» **Objective**
Transcribe the records exactly. Pictures do not belong in the transcription.
*** Data provided ***
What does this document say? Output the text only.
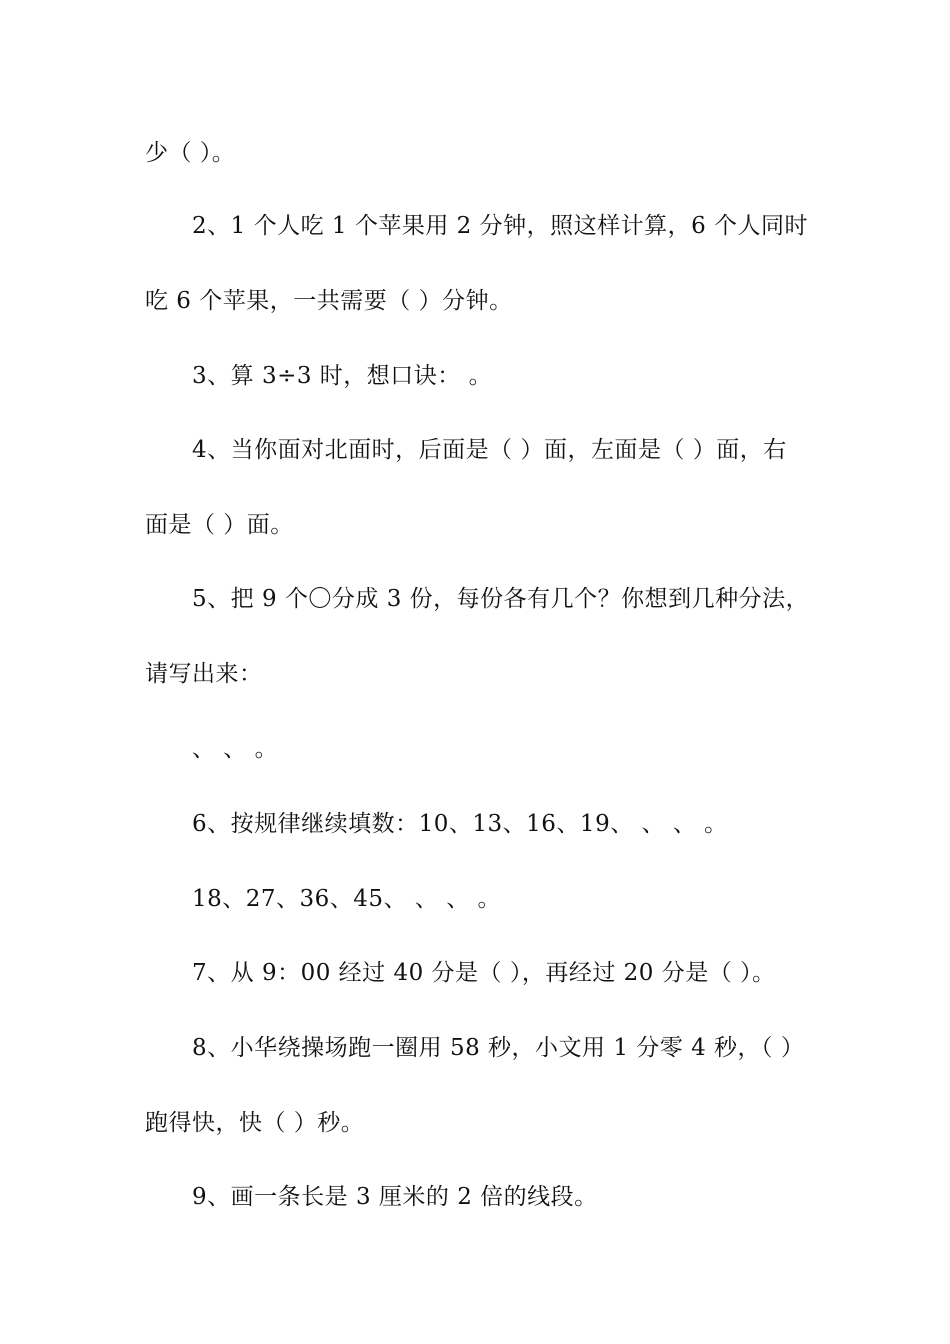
少（ ）。
2、1 个人吃 1 个苹果用 2 分钟，照这样计算，6 个人同时
吃 6 个苹果，一共需要（ ）分钟。
3、算 3÷3 时，想口诀： 。
4、当你面对北面时，后面是（ ）面，左面是（ ）面，右
面是（ ）面。
5、把 9 个〇分成 3 份，每份各有几个？你想到几种分法，
请写出来：
、 、 。
6、按规律继续填数：10、13、16、19、 、 、 。
18、27、36、45、 、 、 。
7、从 9：00 经过 40 分是（ ），再经过 20 分是（ ）。
8、小华绕操场跑一圈用 58 秒，小文用 1 分零 4 秒，（ ）
跑得快，快（ ）秒。
9、画一条长是 3 厘米的 2 倍的线段。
***
» **Final answer**
What does this document say? Output the text only.
少（ ）。
2、1 个人吃 1 个苹果用 2 分钟，照这样计算，6 个人同时
吃 6 个苹果，一共需要（ ）分钟。
3、算 3÷3 时，想口诀： 。
4、当你面对北面时，后面是（ ）面，左面是（ ）面，右
面是（ ）面。
5、把 9 个〇分成 3 份，每份各有几个？你想到几种分法，
请写出来：
、 、 。
6、按规律继续填数：10、13、16、19、 、 、 。
18、27、36、45、 、 、 。
7、从 9：00 经过 40 分是（ ），再经过 20 分是（ ）。
8、小华绕操场跑一圈用 58 秒，小文用 1 分零 4 秒，（ ）
跑得快，快（ ）秒。
9、画一条长是 3 厘米的 2 倍的线段。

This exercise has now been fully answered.